== The request ==
Gather up all lines that carry the word "agame".

Entries taken from a collection:
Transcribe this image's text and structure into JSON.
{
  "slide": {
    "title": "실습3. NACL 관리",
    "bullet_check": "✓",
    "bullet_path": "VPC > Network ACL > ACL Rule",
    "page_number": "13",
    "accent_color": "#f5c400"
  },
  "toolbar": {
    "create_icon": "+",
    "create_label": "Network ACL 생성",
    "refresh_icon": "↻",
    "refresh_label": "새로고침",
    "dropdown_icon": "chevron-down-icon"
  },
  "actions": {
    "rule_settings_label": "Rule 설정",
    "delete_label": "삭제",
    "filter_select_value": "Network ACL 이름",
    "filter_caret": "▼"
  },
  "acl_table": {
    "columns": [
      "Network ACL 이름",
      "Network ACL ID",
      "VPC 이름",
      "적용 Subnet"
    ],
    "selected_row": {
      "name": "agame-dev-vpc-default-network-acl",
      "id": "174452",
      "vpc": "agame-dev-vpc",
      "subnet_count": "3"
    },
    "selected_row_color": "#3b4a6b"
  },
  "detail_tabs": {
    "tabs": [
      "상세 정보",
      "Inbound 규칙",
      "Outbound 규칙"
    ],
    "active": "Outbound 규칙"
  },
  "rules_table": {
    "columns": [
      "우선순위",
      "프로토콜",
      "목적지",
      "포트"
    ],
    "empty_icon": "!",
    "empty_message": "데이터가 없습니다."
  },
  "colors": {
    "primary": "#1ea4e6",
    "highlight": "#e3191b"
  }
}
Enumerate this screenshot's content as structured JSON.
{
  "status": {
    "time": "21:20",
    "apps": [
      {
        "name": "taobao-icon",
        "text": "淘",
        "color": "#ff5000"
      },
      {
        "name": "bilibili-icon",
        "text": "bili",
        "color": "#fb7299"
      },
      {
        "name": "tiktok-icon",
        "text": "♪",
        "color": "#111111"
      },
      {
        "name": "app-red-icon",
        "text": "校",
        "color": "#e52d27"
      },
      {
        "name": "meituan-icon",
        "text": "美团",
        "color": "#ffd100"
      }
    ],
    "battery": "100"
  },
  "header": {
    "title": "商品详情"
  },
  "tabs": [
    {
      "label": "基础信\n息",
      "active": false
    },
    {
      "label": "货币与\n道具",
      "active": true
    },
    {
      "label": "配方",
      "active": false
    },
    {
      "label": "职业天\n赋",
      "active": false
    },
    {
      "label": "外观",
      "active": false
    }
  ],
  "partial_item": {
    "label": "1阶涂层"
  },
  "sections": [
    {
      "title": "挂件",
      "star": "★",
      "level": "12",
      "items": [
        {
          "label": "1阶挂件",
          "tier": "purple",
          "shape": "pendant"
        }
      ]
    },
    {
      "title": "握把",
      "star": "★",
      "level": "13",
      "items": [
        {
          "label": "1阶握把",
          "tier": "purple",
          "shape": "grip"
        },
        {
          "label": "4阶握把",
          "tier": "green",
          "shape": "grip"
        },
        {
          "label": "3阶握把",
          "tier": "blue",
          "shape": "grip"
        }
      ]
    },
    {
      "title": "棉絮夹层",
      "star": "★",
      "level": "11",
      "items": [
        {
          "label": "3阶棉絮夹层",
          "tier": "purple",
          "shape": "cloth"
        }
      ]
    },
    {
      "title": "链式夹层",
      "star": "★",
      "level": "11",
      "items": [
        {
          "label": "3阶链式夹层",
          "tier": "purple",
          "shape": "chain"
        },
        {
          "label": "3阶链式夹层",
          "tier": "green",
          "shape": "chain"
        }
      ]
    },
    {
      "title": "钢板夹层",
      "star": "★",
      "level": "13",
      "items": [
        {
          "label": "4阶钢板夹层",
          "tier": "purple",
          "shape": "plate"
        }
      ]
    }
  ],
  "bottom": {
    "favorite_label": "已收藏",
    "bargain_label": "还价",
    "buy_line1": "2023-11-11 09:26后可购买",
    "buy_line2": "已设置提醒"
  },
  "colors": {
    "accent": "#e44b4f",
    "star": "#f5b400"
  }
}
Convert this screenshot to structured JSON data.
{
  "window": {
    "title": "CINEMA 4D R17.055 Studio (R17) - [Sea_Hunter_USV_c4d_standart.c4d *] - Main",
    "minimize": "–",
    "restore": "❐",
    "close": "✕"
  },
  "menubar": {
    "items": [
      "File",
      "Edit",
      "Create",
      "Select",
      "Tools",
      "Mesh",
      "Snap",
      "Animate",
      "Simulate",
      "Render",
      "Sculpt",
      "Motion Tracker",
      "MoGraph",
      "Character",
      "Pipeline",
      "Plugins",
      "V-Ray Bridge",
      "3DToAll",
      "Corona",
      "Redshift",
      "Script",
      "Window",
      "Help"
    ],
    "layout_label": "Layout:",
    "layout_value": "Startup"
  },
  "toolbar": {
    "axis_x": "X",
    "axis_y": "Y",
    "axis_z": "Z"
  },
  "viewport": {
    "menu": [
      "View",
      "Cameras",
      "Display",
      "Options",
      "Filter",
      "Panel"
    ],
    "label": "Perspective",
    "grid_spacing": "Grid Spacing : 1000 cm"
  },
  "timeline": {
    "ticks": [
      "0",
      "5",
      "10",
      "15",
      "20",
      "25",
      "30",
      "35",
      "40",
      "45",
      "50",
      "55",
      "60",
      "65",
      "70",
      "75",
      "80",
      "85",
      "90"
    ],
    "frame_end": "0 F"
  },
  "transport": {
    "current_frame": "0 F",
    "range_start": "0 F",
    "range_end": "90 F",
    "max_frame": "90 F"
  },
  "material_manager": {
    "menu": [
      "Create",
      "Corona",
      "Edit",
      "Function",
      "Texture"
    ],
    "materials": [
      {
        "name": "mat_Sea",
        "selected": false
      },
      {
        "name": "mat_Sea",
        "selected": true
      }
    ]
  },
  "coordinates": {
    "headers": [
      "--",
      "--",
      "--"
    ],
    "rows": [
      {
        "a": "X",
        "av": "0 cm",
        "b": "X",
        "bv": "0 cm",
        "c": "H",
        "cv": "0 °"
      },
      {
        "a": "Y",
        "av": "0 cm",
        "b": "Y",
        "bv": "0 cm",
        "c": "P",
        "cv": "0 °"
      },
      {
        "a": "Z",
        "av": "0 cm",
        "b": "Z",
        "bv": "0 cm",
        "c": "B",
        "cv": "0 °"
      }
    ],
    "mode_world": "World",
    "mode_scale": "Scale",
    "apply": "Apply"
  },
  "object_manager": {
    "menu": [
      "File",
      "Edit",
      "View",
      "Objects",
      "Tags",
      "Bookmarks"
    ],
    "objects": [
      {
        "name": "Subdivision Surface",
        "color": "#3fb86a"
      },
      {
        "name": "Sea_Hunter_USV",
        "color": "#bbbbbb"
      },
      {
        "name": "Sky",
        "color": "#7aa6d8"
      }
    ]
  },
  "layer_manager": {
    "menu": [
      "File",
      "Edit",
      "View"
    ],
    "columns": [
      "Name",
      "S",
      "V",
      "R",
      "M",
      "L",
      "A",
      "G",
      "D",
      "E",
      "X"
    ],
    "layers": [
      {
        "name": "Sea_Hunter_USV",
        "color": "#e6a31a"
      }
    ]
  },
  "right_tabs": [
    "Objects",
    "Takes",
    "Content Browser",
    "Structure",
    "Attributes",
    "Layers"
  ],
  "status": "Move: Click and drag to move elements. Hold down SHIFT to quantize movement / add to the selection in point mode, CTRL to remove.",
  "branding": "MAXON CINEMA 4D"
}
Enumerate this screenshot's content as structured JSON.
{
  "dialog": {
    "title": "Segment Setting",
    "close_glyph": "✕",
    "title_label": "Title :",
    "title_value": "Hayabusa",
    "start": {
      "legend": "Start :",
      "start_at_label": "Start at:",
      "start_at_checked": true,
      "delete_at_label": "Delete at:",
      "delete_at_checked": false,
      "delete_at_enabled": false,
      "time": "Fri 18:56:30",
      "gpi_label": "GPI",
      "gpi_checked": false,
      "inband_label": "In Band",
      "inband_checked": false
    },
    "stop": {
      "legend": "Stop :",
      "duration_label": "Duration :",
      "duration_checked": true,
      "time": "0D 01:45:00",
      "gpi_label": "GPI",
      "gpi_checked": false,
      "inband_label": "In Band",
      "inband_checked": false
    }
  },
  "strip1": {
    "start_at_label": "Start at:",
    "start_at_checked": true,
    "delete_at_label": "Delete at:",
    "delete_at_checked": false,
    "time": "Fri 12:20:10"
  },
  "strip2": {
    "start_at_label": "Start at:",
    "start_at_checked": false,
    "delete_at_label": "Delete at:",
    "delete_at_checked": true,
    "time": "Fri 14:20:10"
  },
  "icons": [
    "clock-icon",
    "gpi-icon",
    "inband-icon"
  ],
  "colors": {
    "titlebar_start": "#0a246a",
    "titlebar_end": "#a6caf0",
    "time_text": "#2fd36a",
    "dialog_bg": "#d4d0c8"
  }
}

== Worked answer ==
      "name": "agame-dev-vpc-default-network-acl",
      "vpc": "agame-dev-vpc",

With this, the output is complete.